EXCERPTED DATA →
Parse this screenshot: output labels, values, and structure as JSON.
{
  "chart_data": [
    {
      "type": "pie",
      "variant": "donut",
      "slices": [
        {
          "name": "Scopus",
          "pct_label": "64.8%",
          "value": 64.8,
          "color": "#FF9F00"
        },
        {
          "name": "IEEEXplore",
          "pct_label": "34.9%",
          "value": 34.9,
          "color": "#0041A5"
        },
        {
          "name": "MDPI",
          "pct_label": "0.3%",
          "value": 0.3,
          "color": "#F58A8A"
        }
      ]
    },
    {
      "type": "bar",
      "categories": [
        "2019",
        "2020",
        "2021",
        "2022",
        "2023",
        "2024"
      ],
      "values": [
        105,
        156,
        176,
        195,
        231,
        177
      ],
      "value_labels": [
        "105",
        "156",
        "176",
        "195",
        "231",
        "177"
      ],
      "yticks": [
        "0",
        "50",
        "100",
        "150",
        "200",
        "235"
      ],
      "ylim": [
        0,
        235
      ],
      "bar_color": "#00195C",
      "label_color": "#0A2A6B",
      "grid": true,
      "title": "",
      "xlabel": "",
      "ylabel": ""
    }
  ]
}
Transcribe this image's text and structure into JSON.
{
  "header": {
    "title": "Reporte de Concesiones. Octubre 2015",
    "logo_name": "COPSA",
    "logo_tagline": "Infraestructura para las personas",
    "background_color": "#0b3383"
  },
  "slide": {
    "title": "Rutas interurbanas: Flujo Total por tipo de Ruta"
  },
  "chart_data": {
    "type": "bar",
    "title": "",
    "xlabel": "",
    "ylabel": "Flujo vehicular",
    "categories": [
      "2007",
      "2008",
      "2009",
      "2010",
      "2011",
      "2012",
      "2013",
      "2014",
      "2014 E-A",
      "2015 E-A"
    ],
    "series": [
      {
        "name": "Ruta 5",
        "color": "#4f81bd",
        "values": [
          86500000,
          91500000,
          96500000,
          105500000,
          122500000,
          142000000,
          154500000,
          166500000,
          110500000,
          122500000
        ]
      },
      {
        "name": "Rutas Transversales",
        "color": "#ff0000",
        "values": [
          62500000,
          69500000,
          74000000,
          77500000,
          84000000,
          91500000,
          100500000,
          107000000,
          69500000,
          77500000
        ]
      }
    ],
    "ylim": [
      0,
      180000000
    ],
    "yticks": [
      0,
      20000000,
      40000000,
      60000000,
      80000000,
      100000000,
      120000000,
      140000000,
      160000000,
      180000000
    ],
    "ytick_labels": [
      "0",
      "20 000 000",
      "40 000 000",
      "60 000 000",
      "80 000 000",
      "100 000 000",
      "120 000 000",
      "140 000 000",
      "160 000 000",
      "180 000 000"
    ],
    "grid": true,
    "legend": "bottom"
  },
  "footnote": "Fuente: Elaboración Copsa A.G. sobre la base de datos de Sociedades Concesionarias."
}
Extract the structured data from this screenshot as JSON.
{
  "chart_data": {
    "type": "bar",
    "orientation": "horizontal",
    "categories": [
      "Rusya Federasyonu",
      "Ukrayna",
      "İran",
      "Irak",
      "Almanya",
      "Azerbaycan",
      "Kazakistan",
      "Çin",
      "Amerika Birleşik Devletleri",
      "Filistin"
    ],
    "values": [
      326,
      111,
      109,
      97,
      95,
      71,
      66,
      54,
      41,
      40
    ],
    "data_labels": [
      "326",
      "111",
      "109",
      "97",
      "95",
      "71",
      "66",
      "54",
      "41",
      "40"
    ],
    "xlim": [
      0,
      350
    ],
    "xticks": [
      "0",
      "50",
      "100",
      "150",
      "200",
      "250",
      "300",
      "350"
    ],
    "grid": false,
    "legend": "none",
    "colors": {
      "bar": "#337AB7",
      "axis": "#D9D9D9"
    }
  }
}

WORK TO DO → In the records above, find the lines containing "values" and copy them.

FULL OUTPUT →
Parse this screenshot: output labels, values, and structure as JSON.
      "values": [
        "values": [
        "values": [
    "values": [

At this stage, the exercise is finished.